[START Record extracts]
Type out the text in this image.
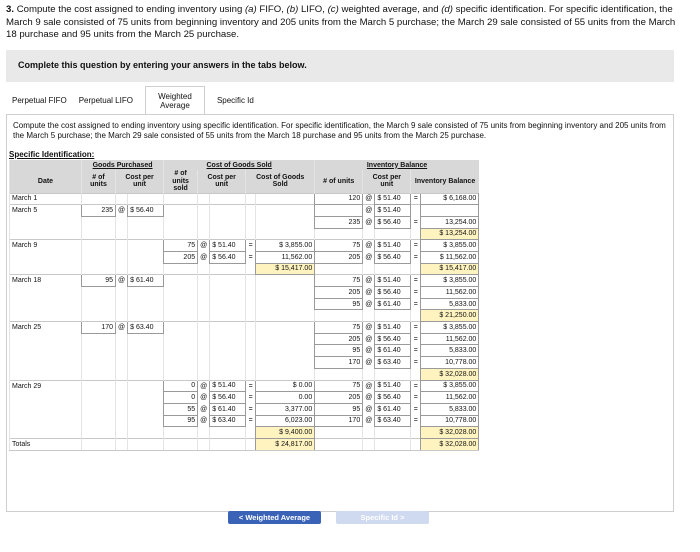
3. Compute the cost assigned to ending inventory using (a) FIFO, (b) LIFO, (c) weighted average, and (d) specific identification. For specific identification, the March 9 sale consisted of 75 units from beginning inventory and 205 units from the March 5 purchase; the March 29 sale consisted of 55 units from the March 18 purchase and 95 units from the March 25 purchase.
Complete this question by entering your answers in the tabs below.
Perpetual FIFO	Perpetual LIFO	Weighted Average
Specific Id
Compute the cost assigned to ending inventory using specific identification. For specific identification, the March 9 sale consisted of 75 units from beginning inventory and 205 units from the March 5 purchase; the March 29 sale consisted of 55 units from the March 18 purchase and 95 units from the March 25 purchase.
Specific Identification:
	Goods Purchased			Cost of Goods Sold					Inventory Balance				
Date	# of units	Cost per unit		# of units sold	Cost per unit		Cost of Goods Sold		# of units	Cost per unit		Inventory Balance	
March 1									120	@	$ 51.40	=	$ 6,168.00
March 5	235	@	$ 56.40							@	$ 51.40		
									235	@	$ 56.40	=	13,254.00
													$ 13,254.00
March 9				75	@	$ 51.40	=	$ 3,855.00	75	@	$ 51.40	=	$ 3,855.00
				205	@	$ 56.40	=	11,562.00	205	@	$ 56.40	=	$ 11,562.00
								$ 15,417.00					$ 15,417.00
March 18	95	@	$ 61.40						75	@	$ 51.40	=	$ 3,855.00
									205	@	$ 56.40	=	11,562.00
									95	@	$ 61.40	=	5,833.00
													$ 21,250.00
March 25	170	@	$ 63.40						75	@	$ 51.40	=	$ 3,855.00
									205	@	$ 56.40	=	11,562.00
									95	@	$ 61.40	=	5,833.00
									170	@	$ 63.40	=	10,778.00
													$ 32,028.00
March 29				0	@	$ 51.40	=	$ 0.00	75	@	$ 51.40	=	$ 3,855.00
				0	@	$ 56.40	=	0.00	205	@	$ 56.40	=	11,562.00
				55	@	$ 61.40	=	3,377.00	95	@	$ 61.40	=	5,833.00
				95	@	$ 63.40	=	6,023.00	170	@	$ 63.40	=	10,778.00
								$ 9,400.00					$ 32,028.00
Totals								$ 24,817.00					$ 32,028.00
< Weighted Average	Specific Id >
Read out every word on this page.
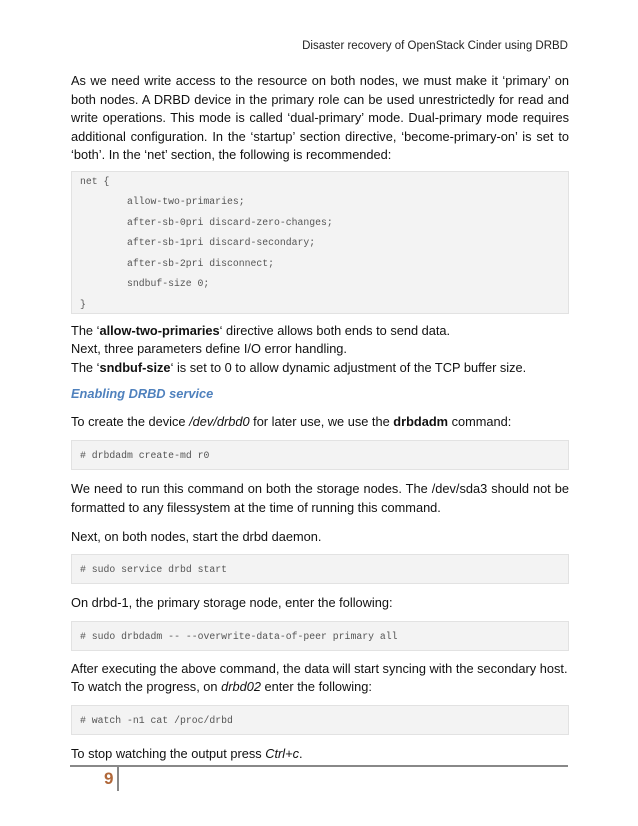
Disaster recovery of OpenStack Cinder using DRBD

As we need write access to the resource on both nodes, we must make it ‘primary’ on both nodes. A DRBD device in the primary role can be used unrestrictedly for read and write operations. This mode is called ‘dual-primary’ mode. Dual-primary mode requires additional configuration. In the ‘startup’ section directive, ‘become-primary-on’ is set to ‘both’. In the ‘net’ section, the following is recommended:

net {
allow-two-primaries;
after-sb-0pri discard-zero-changes;
after-sb-1pri discard-secondary;
after-sb-2pri disconnect;
sndbuf-size 0;
}

The ‘allow-two-primaries‘ directive allows both ends to send data.

Next, three parameters define I/O error handling.

The ‘sndbuf-size‘ is set to 0 to allow dynamic adjustment of the TCP buffer size.

Enabling DRBD service

To create the device /dev/drbd0 for later use, we use the drbdadm command:

# drbdadm create-md r0

We need to run this command on both the storage nodes. The /dev/sda3 should not be formatted to any filessystem at the time of running this command.

Next, on both nodes, start the drbd daemon.

# sudo service drbd start

On drbd-1, the primary storage node, enter the following:

# sudo drbdadm -- --overwrite-data-of-peer primary all

After executing the above command, the data will start syncing with the secondary host.

To watch the progress, on drbd02 enter the following:

# watch -n1 cat /proc/drbd

To stop watching the output press Ctrl+c.

9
[END Record extracts]
- **What is required**
Copy every record above exactly as written, but leave out the pictures.

- **Final answer**
Type out the text in this image.
3. Compute the cost assigned to ending inventory using (a) FIFO, (b) LIFO, (c) weighted average, and (d) specific identification. For specific identification, the March 9 sale consisted of 75 units from beginning inventory and 205 units from the March 5 purchase; the March 29 sale consisted of 55 units from the March 18 purchase and 95 units from the March 25 purchase.
Complete this question by entering your answers in the tabs below.
Perpetual FIFO	Perpetual LIFO	Weighted Average
Specific Id
Compute the cost assigned to ending inventory using specific identification. For specific identification, the March 9 sale consisted of 75 units from beginning inventory and 205 units from the March 5 purchase; the March 29 sale consisted of 55 units from the March 18 purchase and 95 units from the March 25 purchase.
Specific Identification:
	Goods Purchased			Cost of Goods Sold					Inventory Balance				
Date	# of units	Cost per unit		# of units sold	Cost per unit		Cost of Goods Sold		# of units	Cost per unit		Inventory Balance	
March 1									120	@	$ 51.40	=	$ 6,168.00
March 5	235	@	$ 56.40							@	$ 51.40		
									235	@	$ 56.40	=	13,254.00
													$ 13,254.00
March 9				75	@	$ 51.40	=	$ 3,855.00	75	@	$ 51.40	=	$ 3,855.00
				205	@	$ 56.40	=	11,562.00	205	@	$ 56.40	=	$ 11,562.00
								$ 15,417.00					$ 15,417.00
March 18	95	@	$ 61.40						75	@	$ 51.40	=	$ 3,855.00
									205	@	$ 56.40	=	11,562.00
									95	@	$ 61.40	=	5,833.00
													$ 21,250.00
March 25	170	@	$ 63.40						75	@	$ 51.40	=	$ 3,855.00
									205	@	$ 56.40	=	11,562.00
									95	@	$ 61.40	=	5,833.00
									170	@	$ 63.40	=	10,778.00
													$ 32,028.00
March 29				0	@	$ 51.40	=	$ 0.00	75	@	$ 51.40	=	$ 3,855.00
				0	@	$ 56.40	=	0.00	205	@	$ 56.40	=	11,562.00
				55	@	$ 61.40	=	3,377.00	95	@	$ 61.40	=	5,833.00
				95	@	$ 63.40	=	6,023.00	170	@	$ 63.40	=	10,778.00
								$ 9,400.00					$ 32,028.00
Totals								$ 24,817.00					$ 32,028.00
< Weighted Average	Specific Id >
Read out every word on this page.
Disaster recovery of OpenStack Cinder using DRBD

As we need write access to the resource on both nodes, we must make it ‘primary’ on both nodes. A DRBD device in the primary role can be used unrestrictedly for read and write operations. This mode is called ‘dual-primary’ mode. Dual-primary mode requires additional configuration. In the ‘startup’ section directive, ‘become-primary-on’ is set to ‘both’. In the ‘net’ section, the following is recommended:

net {
allow-two-primaries;
after-sb-0pri discard-zero-changes;
after-sb-1pri discard-secondary;
after-sb-2pri disconnect;
sndbuf-size 0;
}

The ‘allow-two-primaries‘ directive allows both ends to send data.

Next, three parameters define I/O error handling.

The ‘sndbuf-size‘ is set to 0 to allow dynamic adjustment of the TCP buffer size.

Enabling DRBD service

To create the device /dev/drbd0 for later use, we use the drbdadm command:

# drbdadm create-md r0

We need to run this command on both the storage nodes. The /dev/sda3 should not be formatted to any filessystem at the time of running this command.

Next, on both nodes, start the drbd daemon.

# sudo service drbd start

On drbd-1, the primary storage node, enter the following:

# sudo drbdadm -- --overwrite-data-of-peer primary all

After executing the above command, the data will start syncing with the secondary host.

To watch the progress, on drbd02 enter the following:

# watch -n1 cat /proc/drbd

To stop watching the output press Ctrl+c.

9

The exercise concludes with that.